- **Work order**
According to the article on UNH's InterOperability Laboratory, about how many undergraduate students does the lab employ?

- **Page excerpt**
-.-.-
UNH's InterOperability Laboratory makes sure latest innovations work
DURHAM — The InterOperability Laboratory is referred to by some as one of the best kept secrets at the University of New Hampshire.
For 25 years, the independent test site for new networking technologies has been employing students, working with industry leaders from IBM to Microsoft and bringing engineers and company representatives from around the world into Durham.
On Monday, the UNH-IOL held an anniversary party at their 121 Technology Drive office, tucked inside the giant Goss International building at the west edge of campus.
"Our work here is always exciting, but we're really thrilled to share what we do with the broader UNH and New Hampshire community," UNH-IOL director Erica Johnson said.
The IOL is focused on helping companies test how their technology interoperates with other technology and how different systems work together, or interoperability.
Cisco started using the UNH-IOL around 2003, and senior product manager Ric Chavez said at that time the IOL was really establishing itself as an industry leader.
He said Cisco continues to work with the lab because it has a significant impact on their business.
"We know there is a real return on our investment," Chavez said.
Cisco has 19 separate districts that pay out of their own budgets for memberships to the IOL.
Chavez said they interviewed and compared hundreds of labs "and when the decision was made, far and away it was an easy choice."
"The business model of bringing in students is key to the work," he said, because Cisco knows they can manage the scale of testing they need.
The California-based company recently celebrated their 100th product tested at the IOL.
"Those 100 products literally represent some of Cisco's highest revenue products," Chavez said. "We don't do it just for fun. This is real business for Cisco."
The UNH-IOL is self-funding and employs about 120 undergraduate students in the 32,000-square-foot space. The students are mentored by industry leaders, faculty members and older peers.
There is a plan in the works to move the UNH-IOL downtown, where it will be more visible and where Durham's amenities will be more accessible to the many visiting engineers and company representatives that use the lab.
Bob Russell is a professor of computer science at the university but said the IOL provides opportunities for all kinds of students. Student employees at the IOL are often computer science or electrical engineering majors, but they also come from other disciplines, including at least one zoology/psychology major.
"We don't expect they know much about the innards of networking, they just have to be interested in it," Russell said. "We put them to work and we train them."
It provides a good, full-time summer job for students and flexible opportunities during the academic year.
Students are involved when engineers from different companies connected through similar technologies come in to test and compare.
"Most students get jobs before they even graduate and when they go to industry they don't need to be trained," Russell said.
He said given the constantly evolving technology, he thinks there will be a role for the IOL for the foreseeable future.
UNH sophomore Jeremy Hochschwender, 19, of Rye, chose to attend UNH because of the IOL, and began working there the summer before he began college.
"I wanted somewhere I could get real world experience with real world companies," Hochschwender said.
He said it has been an "amazing experience" working with different mobile technology companies on emerging technologies and expects to work in the field when he graduates.
-.-.-
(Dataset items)
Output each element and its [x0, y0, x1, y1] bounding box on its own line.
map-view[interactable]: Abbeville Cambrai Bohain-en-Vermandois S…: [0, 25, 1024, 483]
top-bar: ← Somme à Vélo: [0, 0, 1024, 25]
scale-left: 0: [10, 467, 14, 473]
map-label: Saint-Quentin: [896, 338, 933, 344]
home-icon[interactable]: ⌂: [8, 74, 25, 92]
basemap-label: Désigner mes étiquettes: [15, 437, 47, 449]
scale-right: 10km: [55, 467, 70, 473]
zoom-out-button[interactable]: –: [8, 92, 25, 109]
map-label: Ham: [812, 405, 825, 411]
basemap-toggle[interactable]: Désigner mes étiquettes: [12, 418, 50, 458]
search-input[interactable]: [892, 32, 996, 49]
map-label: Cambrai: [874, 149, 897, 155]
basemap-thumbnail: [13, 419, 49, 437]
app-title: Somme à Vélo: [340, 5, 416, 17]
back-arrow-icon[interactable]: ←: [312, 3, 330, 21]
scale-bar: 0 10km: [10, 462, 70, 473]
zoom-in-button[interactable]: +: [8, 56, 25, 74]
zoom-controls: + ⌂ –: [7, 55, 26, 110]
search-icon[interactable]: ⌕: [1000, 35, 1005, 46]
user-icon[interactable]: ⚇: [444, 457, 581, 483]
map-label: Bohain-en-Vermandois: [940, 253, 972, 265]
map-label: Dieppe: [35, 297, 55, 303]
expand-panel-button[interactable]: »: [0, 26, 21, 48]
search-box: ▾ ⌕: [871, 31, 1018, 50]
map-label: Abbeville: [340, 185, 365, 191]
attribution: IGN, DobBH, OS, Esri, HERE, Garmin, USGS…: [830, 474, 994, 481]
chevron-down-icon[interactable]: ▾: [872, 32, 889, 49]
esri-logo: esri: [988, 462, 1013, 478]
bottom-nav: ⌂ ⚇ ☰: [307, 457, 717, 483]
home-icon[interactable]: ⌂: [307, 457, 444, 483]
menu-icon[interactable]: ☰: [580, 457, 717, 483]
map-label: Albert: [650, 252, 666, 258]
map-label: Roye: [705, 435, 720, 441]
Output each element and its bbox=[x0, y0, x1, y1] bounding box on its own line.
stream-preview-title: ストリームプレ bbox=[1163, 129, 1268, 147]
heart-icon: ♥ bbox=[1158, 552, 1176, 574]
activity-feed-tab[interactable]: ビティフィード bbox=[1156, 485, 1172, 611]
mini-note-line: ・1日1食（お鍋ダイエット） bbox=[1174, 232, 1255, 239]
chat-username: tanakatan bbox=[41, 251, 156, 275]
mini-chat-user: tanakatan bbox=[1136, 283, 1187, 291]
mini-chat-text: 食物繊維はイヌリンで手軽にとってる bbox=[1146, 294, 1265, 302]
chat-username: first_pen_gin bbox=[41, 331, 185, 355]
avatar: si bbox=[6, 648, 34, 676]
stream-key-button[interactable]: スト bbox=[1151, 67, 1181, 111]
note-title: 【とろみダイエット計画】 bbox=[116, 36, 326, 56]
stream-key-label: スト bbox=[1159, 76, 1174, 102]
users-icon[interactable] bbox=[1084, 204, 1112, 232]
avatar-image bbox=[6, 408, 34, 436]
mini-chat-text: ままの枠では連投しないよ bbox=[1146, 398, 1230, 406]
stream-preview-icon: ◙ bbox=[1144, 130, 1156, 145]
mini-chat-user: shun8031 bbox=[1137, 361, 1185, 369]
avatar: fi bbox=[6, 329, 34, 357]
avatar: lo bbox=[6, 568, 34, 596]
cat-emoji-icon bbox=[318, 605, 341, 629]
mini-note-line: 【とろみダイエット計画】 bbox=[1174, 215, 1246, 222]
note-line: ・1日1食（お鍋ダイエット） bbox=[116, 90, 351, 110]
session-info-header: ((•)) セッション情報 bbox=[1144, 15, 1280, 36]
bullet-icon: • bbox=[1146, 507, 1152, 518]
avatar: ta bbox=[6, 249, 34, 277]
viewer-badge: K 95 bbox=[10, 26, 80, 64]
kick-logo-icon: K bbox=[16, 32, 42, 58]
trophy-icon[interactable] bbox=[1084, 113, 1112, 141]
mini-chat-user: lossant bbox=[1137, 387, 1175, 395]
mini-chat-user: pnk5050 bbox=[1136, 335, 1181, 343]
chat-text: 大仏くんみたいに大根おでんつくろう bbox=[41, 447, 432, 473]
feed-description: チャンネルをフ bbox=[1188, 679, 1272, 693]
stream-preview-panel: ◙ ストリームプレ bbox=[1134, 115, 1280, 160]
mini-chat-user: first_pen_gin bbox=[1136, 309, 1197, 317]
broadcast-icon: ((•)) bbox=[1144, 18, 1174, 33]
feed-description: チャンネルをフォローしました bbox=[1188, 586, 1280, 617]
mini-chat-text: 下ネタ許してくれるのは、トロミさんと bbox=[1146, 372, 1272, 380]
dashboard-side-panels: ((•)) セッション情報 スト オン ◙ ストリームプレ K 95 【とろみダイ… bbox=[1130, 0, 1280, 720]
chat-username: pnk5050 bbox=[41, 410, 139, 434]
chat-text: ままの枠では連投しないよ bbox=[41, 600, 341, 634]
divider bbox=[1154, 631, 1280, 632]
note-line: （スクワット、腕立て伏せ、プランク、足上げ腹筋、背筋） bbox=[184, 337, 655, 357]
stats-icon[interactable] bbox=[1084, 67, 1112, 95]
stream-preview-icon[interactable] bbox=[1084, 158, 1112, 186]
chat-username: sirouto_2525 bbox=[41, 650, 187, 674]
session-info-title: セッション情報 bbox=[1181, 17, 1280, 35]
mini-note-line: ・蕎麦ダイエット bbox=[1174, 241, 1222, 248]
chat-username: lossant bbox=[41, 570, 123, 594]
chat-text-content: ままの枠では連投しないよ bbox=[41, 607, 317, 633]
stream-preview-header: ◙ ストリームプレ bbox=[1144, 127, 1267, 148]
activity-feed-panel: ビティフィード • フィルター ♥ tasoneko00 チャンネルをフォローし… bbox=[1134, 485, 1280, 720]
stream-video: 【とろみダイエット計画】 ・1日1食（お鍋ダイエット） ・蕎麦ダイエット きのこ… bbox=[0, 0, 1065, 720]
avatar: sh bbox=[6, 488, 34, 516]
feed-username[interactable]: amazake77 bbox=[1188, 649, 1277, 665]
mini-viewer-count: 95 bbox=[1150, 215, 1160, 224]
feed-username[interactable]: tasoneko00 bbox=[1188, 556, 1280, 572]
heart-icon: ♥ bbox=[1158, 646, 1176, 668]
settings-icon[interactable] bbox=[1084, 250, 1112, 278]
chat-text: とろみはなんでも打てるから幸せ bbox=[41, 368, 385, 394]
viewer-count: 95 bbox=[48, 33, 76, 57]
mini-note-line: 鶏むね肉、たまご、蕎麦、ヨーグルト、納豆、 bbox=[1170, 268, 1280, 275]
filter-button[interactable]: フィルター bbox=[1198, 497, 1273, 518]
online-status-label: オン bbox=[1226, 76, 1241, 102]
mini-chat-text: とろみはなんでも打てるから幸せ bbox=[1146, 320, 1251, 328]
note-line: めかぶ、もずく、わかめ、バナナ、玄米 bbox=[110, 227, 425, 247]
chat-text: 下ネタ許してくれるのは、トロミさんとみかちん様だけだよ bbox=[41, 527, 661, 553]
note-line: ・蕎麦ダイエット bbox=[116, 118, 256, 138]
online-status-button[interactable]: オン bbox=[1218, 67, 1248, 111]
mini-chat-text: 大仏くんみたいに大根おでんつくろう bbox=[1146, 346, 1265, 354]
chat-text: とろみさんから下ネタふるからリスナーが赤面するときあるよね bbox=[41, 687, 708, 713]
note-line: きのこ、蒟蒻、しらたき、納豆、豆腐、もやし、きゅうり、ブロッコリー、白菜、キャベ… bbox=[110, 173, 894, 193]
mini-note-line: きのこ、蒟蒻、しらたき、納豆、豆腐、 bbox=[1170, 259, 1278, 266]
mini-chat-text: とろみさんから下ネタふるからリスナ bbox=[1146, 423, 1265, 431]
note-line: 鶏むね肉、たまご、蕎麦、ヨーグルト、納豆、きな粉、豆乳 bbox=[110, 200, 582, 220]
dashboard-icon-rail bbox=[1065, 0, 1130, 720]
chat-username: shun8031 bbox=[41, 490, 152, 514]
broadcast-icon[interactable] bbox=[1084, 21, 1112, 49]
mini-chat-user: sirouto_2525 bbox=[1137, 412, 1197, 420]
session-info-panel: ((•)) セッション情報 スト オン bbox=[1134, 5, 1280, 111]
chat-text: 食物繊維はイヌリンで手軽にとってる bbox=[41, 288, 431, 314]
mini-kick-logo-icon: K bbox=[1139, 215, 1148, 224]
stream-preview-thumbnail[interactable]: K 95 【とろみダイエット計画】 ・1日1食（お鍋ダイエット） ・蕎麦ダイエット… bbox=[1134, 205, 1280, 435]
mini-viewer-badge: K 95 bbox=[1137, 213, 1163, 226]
-.-.-
- **Response area**
About 120 undergraduate students.